_WHAT YOU ARE ASKED TO DO:_ Return all of the data exactly, with nothing left out but the pictures.

_DATA PROVIDED:_
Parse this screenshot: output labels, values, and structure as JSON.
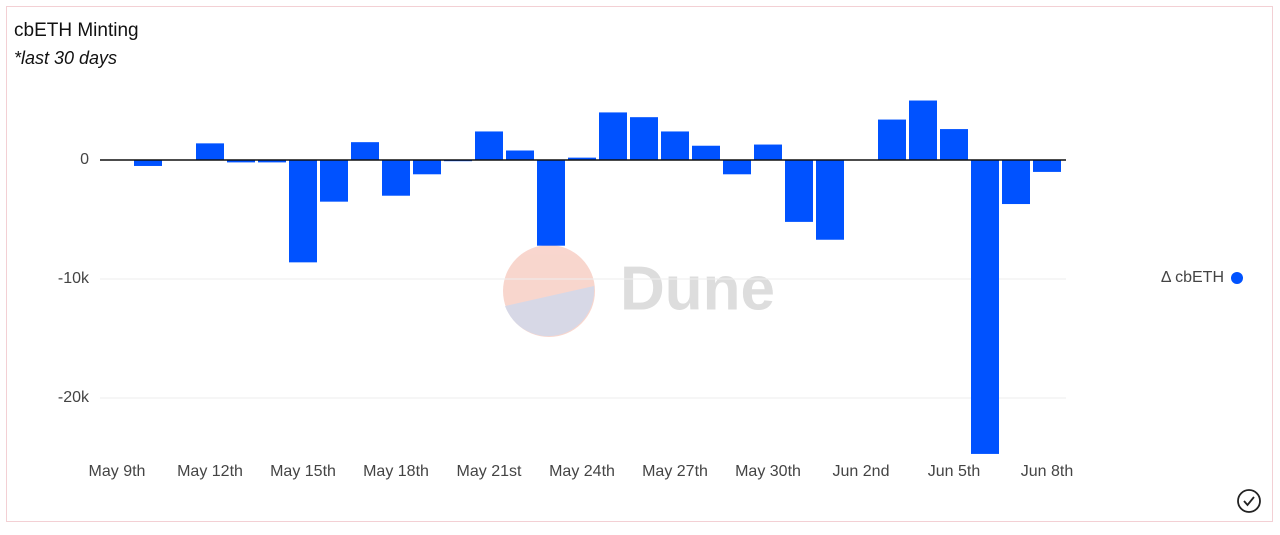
{
  "chart_data": {
    "type": "bar",
    "title": "cbETH Minting",
    "subtitle": "*last 30 days",
    "categories": [
      "May 9th",
      null,
      null,
      "May 12th",
      null,
      null,
      "May 15th",
      null,
      null,
      "May 18th",
      null,
      null,
      "May 21st",
      null,
      null,
      "May 24th",
      null,
      null,
      "May 27th",
      null,
      null,
      "May 30th",
      null,
      null,
      "Jun 2nd",
      null,
      null,
      "Jun 5th",
      null,
      null,
      "Jun 8th"
    ],
    "series": [
      {
        "name": "Δ cbETH",
        "color": "#0052ff",
        "values": [
          0,
          -500,
          0,
          1400,
          -200,
          -200,
          -8600,
          -3500,
          1500,
          -3000,
          -1200,
          -100,
          2400,
          800,
          -7200,
          200,
          4000,
          3600,
          2400,
          1200,
          -1200,
          1300,
          -5200,
          -6700,
          0,
          3400,
          5000,
          2600,
          -24700,
          -3700,
          -1000
        ]
      }
    ],
    "ylim": [
      -25000,
      5800
    ],
    "yticks": [
      {
        "value": -20000,
        "label": "-20k"
      },
      {
        "value": -10000,
        "label": "-10k"
      },
      0
    ],
    "grid": true,
    "legend": "right",
    "watermark": "Dune"
  }
}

_OUTPUT OF THE EXERCISE:_
Parse this screenshot: output labels, values, and structure as JSON.
{
  "chart_data": {
    "type": "bar",
    "title": "cbETH Minting",
    "subtitle": "*last 30 days",
    "categories": [
      "May 9th",
      null,
      null,
      "May 12th",
      null,
      null,
      "May 15th",
      null,
      null,
      "May 18th",
      null,
      null,
      "May 21st",
      null,
      null,
      "May 24th",
      null,
      null,
      "May 27th",
      null,
      null,
      "May 30th",
      null,
      null,
      "Jun 2nd",
      null,
      null,
      "Jun 5th",
      null,
      null,
      "Jun 8th"
    ],
    "series": [
      {
        "name": "Δ cbETH",
        "color": "#0052ff",
        "values": [
          0,
          -500,
          0,
          1400,
          -200,
          -200,
          -8600,
          -3500,
          1500,
          -3000,
          -1200,
          -100,
          2400,
          800,
          -7200,
          200,
          4000,
          3600,
          2400,
          1200,
          -1200,
          1300,
          -5200,
          -6700,
          0,
          3400,
          5000,
          2600,
          -24700,
          -3700,
          -1000
        ]
      }
    ],
    "ylim": [
      -25000,
      5800
    ],
    "yticks": [
      {
        "value": -20000,
        "label": "-20k"
      },
      {
        "value": -10000,
        "label": "-10k"
      },
      0
    ],
    "grid": true,
    "legend": "right",
    "watermark": "Dune"
  }
}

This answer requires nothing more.